_Your objective_
Your task is to reproduce the entries below word for word.

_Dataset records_

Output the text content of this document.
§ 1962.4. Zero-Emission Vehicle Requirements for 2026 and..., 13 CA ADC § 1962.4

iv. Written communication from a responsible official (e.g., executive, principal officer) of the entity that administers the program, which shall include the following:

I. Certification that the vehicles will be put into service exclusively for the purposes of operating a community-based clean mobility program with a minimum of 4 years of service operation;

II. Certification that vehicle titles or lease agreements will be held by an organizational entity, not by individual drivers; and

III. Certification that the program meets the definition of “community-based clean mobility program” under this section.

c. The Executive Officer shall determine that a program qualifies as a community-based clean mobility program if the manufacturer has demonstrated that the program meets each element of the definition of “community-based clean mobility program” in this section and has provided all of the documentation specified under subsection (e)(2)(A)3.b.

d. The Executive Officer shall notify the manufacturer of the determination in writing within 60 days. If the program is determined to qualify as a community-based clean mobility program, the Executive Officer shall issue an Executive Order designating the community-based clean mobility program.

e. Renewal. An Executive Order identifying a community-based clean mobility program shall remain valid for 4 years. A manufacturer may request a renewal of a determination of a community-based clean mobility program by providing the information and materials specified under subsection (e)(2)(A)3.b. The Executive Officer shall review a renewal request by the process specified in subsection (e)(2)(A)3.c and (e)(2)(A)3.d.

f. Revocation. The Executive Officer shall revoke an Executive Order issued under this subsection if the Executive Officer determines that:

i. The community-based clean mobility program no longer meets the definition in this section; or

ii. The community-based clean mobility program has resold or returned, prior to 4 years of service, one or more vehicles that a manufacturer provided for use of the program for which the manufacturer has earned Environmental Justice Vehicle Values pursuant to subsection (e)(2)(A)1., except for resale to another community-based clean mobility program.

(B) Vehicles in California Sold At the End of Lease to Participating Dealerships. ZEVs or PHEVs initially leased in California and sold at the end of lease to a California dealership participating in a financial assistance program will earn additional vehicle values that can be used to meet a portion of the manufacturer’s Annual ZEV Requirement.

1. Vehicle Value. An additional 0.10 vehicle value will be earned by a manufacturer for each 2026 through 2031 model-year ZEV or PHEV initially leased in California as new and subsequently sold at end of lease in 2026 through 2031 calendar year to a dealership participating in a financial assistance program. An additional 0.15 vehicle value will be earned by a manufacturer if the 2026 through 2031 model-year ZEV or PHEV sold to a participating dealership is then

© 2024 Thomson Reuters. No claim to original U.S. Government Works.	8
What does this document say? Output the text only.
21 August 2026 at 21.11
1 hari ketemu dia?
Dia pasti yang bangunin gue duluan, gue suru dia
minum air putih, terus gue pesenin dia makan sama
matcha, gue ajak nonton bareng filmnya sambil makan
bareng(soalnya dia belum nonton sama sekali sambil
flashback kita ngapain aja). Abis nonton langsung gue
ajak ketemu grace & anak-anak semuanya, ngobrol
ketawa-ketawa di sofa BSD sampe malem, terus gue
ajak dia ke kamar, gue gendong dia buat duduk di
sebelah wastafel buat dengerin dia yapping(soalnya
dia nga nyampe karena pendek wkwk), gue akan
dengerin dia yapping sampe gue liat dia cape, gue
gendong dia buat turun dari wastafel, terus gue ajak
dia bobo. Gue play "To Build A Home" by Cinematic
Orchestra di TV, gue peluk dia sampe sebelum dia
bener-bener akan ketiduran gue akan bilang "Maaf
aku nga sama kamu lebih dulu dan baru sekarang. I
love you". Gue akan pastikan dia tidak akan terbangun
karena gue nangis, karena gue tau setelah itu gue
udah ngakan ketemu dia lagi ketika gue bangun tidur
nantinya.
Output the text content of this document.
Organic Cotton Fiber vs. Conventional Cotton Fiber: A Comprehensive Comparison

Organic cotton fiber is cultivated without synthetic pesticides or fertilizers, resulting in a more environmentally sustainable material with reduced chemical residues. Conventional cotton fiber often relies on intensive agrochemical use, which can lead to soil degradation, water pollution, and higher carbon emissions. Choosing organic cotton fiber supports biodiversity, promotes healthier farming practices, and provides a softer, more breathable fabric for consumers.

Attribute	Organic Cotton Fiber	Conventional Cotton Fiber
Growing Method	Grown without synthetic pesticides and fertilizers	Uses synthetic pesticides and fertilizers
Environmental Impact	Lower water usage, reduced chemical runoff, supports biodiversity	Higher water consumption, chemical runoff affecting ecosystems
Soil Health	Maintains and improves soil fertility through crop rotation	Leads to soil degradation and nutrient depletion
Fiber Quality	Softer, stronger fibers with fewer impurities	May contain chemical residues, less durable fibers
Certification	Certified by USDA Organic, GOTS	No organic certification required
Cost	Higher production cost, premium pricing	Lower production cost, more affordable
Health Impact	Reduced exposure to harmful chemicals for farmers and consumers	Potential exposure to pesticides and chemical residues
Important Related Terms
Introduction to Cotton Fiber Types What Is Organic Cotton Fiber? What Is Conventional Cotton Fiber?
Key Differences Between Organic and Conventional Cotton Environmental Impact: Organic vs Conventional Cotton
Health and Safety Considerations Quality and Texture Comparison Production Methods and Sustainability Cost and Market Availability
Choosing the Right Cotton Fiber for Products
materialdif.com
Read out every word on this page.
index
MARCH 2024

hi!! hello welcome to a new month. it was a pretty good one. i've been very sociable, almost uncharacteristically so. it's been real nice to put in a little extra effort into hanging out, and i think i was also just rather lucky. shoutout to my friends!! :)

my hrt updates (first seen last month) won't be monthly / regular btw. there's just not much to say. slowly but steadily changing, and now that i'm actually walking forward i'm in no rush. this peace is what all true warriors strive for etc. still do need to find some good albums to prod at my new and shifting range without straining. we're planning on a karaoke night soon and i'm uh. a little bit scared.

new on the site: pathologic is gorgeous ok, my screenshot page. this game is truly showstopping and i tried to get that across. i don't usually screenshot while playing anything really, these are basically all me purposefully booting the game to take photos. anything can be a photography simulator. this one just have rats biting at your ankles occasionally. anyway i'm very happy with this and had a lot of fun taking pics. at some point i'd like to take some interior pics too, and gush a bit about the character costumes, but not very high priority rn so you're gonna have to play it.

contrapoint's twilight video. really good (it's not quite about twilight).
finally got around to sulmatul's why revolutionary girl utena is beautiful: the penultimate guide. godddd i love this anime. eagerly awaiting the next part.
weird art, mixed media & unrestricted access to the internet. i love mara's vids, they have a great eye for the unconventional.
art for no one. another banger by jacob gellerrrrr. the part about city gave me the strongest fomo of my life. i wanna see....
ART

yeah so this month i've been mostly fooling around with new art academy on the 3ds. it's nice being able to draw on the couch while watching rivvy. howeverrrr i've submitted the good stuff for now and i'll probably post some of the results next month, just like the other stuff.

_Completed task_
Output the text content of this document.
§ 1962.4. Zero-Emission Vehicle Requirements for 2026 and..., 13 CA ADC § 1962.4

iv. Written communication from a responsible official (e.g., executive, principal officer) of the entity that administers the program, which shall include the following:

I. Certification that the vehicles will be put into service exclusively for the purposes of operating a community-based clean mobility program with a minimum of 4 years of service operation;

II. Certification that vehicle titles or lease agreements will be held by an organizational entity, not by individual drivers; and

III. Certification that the program meets the definition of “community-based clean mobility program” under this section.

c. The Executive Officer shall determine that a program qualifies as a community-based clean mobility program if the manufacturer has demonstrated that the program meets each element of the definition of “community-based clean mobility program” in this section and has provided all of the documentation specified under subsection (e)(2)(A)3.b.

d. The Executive Officer shall notify the manufacturer of the determination in writing within 60 days. If the program is determined to qualify as a community-based clean mobility program, the Executive Officer shall issue an Executive Order designating the community-based clean mobility program.

e. Renewal. An Executive Order identifying a community-based clean mobility program shall remain valid for 4 years. A manufacturer may request a renewal of a determination of a community-based clean mobility program by providing the information and materials specified under subsection (e)(2)(A)3.b. The Executive Officer shall review a renewal request by the process specified in subsection (e)(2)(A)3.c and (e)(2)(A)3.d.

f. Revocation. The Executive Officer shall revoke an Executive Order issued under this subsection if the Executive Officer determines that:

i. The community-based clean mobility program no longer meets the definition in this section; or

ii. The community-based clean mobility program has resold or returned, prior to 4 years of service, one or more vehicles that a manufacturer provided for use of the program for which the manufacturer has earned Environmental Justice Vehicle Values pursuant to subsection (e)(2)(A)1., except for resale to another community-based clean mobility program.

(B) Vehicles in California Sold At the End of Lease to Participating Dealerships. ZEVs or PHEVs initially leased in California and sold at the end of lease to a California dealership participating in a financial assistance program will earn additional vehicle values that can be used to meet a portion of the manufacturer’s Annual ZEV Requirement.

1. Vehicle Value. An additional 0.10 vehicle value will be earned by a manufacturer for each 2026 through 2031 model-year ZEV or PHEV initially leased in California as new and subsequently sold at end of lease in 2026 through 2031 calendar year to a dealership participating in a financial assistance program. An additional 0.15 vehicle value will be earned by a manufacturer if the 2026 through 2031 model-year ZEV or PHEV sold to a participating dealership is then

© 2024 Thomson Reuters. No claim to original U.S. Government Works.	8
What does this document say? Output the text only.
21 August 2026 at 21.11
1 hari ketemu dia?
Dia pasti yang bangunin gue duluan, gue suru dia
minum air putih, terus gue pesenin dia makan sama
matcha, gue ajak nonton bareng filmnya sambil makan
bareng(soalnya dia belum nonton sama sekali sambil
flashback kita ngapain aja). Abis nonton langsung gue
ajak ketemu grace & anak-anak semuanya, ngobrol
ketawa-ketawa di sofa BSD sampe malem, terus gue
ajak dia ke kamar, gue gendong dia buat duduk di
sebelah wastafel buat dengerin dia yapping(soalnya
dia nga nyampe karena pendek wkwk), gue akan
dengerin dia yapping sampe gue liat dia cape, gue
gendong dia buat turun dari wastafel, terus gue ajak
dia bobo. Gue play "To Build A Home" by Cinematic
Orchestra di TV, gue peluk dia sampe sebelum dia
bener-bener akan ketiduran gue akan bilang "Maaf
aku nga sama kamu lebih dulu dan baru sekarang. I
love you". Gue akan pastikan dia tidak akan terbangun
karena gue nangis, karena gue tau setelah itu gue
udah ngakan ketemu dia lagi ketika gue bangun tidur
nantinya.
Output the text content of this document.
Organic Cotton Fiber vs. Conventional Cotton Fiber: A Comprehensive Comparison

Organic cotton fiber is cultivated without synthetic pesticides or fertilizers, resulting in a more environmentally sustainable material with reduced chemical residues. Conventional cotton fiber often relies on intensive agrochemical use, which can lead to soil degradation, water pollution, and higher carbon emissions. Choosing organic cotton fiber supports biodiversity, promotes healthier farming practices, and provides a softer, more breathable fabric for consumers.

Attribute	Organic Cotton Fiber	Conventional Cotton Fiber
Growing Method	Grown without synthetic pesticides and fertilizers	Uses synthetic pesticides and fertilizers
Environmental Impact	Lower water usage, reduced chemical runoff, supports biodiversity	Higher water consumption, chemical runoff affecting ecosystems
Soil Health	Maintains and improves soil fertility through crop rotation	Leads to soil degradation and nutrient depletion
Fiber Quality	Softer, stronger fibers with fewer impurities	May contain chemical residues, less durable fibers
Certification	Certified by USDA Organic, GOTS	No organic certification required
Cost	Higher production cost, premium pricing	Lower production cost, more affordable
Health Impact	Reduced exposure to harmful chemicals for farmers and consumers	Potential exposure to pesticides and chemical residues
Important Related Terms
Introduction to Cotton Fiber Types What Is Organic Cotton Fiber? What Is Conventional Cotton Fiber?
Key Differences Between Organic and Conventional Cotton Environmental Impact: Organic vs Conventional Cotton
Health and Safety Considerations Quality and Texture Comparison Production Methods and Sustainability Cost and Market Availability
Choosing the Right Cotton Fiber for Products
materialdif.com
Read out every word on this page.
index
MARCH 2024

hi!! hello welcome to a new month. it was a pretty good one. i've been very sociable, almost uncharacteristically so. it's been real nice to put in a little extra effort into hanging out, and i think i was also just rather lucky. shoutout to my friends!! :)

my hrt updates (first seen last month) won't be monthly / regular btw. there's just not much to say. slowly but steadily changing, and now that i'm actually walking forward i'm in no rush. this peace is what all true warriors strive for etc. still do need to find some good albums to prod at my new and shifting range without straining. we're planning on a karaoke night soon and i'm uh. a little bit scared.

new on the site: pathologic is gorgeous ok, my screenshot page. this game is truly showstopping and i tried to get that across. i don't usually screenshot while playing anything really, these are basically all me purposefully booting the game to take photos. anything can be a photography simulator. this one just have rats biting at your ankles occasionally. anyway i'm very happy with this and had a lot of fun taking pics. at some point i'd like to take some interior pics too, and gush a bit about the character costumes, but not very high priority rn so you're gonna have to play it.

contrapoint's twilight video. really good (it's not quite about twilight).
finally got around to sulmatul's why revolutionary girl utena is beautiful: the penultimate guide. godddd i love this anime. eagerly awaiting the next part.
weird art, mixed media & unrestricted access to the internet. i love mara's vids, they have a great eye for the unconventional.
art for no one. another banger by jacob gellerrrrr. the part about city gave me the strongest fomo of my life. i wanna see....
ART

yeah so this month i've been mostly fooling around with new art academy on the 3ds. it's nice being able to draw on the couch while watching rivvy. howeverrrr i've submitted the good stuff for now and i'll probably post some of the results next month, just like the other stuff.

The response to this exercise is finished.